++++ Material supplied

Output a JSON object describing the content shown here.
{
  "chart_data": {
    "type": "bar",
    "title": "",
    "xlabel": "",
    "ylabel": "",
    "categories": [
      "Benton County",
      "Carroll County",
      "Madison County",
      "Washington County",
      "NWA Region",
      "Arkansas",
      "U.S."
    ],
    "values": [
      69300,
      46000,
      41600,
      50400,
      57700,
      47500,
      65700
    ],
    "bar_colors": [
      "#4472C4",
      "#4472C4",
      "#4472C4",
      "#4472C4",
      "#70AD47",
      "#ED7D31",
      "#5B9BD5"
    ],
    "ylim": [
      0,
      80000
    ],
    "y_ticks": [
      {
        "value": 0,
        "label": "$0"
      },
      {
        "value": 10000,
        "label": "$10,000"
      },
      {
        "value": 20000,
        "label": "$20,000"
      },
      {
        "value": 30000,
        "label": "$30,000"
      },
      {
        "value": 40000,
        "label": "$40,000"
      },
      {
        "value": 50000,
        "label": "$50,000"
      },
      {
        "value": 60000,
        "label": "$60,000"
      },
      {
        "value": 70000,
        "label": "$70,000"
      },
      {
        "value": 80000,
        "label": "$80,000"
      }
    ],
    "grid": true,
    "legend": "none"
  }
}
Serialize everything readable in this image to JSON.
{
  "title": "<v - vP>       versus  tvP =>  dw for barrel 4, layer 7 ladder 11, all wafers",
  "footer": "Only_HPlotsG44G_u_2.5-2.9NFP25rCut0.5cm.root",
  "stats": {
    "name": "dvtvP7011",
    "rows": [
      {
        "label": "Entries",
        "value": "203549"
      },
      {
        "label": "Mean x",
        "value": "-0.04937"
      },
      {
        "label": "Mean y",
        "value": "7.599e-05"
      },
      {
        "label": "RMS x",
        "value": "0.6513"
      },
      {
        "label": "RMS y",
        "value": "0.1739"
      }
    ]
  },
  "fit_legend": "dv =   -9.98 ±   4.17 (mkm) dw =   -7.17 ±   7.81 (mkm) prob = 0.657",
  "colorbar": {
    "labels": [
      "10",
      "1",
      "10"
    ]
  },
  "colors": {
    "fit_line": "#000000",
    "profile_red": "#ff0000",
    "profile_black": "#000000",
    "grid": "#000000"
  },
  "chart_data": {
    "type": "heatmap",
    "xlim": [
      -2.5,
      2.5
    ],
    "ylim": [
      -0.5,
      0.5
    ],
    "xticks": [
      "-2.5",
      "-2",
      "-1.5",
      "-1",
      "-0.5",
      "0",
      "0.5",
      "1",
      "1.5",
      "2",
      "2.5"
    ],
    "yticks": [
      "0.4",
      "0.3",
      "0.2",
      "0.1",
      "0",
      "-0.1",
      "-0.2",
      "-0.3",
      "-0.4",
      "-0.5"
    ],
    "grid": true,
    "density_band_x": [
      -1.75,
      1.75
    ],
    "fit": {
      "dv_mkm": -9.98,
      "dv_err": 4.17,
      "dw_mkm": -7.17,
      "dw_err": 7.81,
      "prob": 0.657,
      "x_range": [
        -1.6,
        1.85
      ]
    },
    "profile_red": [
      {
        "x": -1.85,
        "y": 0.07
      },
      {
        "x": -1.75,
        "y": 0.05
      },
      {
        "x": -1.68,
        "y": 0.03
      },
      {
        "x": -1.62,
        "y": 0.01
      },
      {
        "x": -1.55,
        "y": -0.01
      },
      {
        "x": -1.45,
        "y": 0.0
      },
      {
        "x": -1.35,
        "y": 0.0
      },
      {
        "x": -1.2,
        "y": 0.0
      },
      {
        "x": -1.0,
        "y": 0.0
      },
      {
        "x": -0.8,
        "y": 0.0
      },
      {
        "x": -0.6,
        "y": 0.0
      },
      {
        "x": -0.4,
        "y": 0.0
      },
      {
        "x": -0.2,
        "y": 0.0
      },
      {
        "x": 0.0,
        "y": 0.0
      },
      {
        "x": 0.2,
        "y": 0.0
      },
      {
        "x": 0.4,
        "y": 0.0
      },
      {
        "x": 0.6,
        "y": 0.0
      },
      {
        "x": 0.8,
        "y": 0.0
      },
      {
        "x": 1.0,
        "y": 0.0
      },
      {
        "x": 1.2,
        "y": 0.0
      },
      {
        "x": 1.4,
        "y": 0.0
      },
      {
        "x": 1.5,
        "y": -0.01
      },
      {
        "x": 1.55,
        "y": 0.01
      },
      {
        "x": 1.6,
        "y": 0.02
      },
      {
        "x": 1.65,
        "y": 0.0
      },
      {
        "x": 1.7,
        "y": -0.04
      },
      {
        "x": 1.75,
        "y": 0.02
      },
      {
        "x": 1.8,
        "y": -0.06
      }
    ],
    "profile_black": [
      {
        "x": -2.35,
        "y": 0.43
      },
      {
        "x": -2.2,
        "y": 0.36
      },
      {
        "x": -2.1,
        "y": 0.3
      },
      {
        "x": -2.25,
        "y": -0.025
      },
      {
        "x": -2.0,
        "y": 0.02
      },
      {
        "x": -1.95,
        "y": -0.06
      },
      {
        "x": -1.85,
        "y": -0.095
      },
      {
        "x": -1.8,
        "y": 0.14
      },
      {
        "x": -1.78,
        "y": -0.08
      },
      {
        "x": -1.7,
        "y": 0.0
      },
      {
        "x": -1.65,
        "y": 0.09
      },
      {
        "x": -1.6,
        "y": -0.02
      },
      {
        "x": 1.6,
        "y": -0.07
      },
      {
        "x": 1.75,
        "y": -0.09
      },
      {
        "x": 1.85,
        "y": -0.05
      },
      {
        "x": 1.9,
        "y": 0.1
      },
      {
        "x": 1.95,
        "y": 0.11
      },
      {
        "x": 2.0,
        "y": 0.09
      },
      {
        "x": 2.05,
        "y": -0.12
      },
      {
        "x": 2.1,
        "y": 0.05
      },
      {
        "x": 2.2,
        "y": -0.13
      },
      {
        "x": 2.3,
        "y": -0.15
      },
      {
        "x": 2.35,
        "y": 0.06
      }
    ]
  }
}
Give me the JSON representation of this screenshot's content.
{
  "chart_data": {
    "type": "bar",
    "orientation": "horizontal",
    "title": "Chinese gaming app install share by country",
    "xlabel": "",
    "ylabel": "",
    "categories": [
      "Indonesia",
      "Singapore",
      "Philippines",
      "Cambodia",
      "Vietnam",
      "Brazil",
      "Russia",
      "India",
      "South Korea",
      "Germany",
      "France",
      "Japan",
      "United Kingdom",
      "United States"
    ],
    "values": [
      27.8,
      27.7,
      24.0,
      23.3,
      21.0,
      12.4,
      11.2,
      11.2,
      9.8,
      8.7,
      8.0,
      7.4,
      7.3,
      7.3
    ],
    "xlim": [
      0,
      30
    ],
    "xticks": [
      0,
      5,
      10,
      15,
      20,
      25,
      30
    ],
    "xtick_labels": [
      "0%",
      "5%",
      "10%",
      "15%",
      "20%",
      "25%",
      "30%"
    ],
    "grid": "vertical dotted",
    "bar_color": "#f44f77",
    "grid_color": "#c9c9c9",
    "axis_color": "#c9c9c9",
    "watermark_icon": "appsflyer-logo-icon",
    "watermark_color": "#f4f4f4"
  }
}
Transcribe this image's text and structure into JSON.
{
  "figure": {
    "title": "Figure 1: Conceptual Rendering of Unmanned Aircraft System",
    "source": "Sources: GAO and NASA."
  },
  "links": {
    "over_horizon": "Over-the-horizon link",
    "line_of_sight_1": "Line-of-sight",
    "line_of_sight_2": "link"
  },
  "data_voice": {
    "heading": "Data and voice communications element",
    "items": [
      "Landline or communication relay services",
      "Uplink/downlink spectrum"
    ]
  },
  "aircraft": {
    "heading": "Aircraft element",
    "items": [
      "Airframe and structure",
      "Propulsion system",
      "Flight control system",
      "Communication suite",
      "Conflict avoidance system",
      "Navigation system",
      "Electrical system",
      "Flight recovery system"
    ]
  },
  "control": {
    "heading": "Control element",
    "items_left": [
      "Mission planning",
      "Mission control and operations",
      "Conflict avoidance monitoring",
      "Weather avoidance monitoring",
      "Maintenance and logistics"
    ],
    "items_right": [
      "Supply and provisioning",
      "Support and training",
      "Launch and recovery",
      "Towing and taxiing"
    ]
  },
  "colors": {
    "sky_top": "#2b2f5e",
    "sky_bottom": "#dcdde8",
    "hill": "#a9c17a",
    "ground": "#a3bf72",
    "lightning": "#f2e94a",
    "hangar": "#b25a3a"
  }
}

++++++++

In the lines above, find each one with "prob" and list it.

- **Exercise answer**:
  "fit_legend": "dv =   -9.98 ±   4.17 (mkm) dw =   -7.17 ±   7.81 (mkm) prob = 0.657",
      "prob": 0.657,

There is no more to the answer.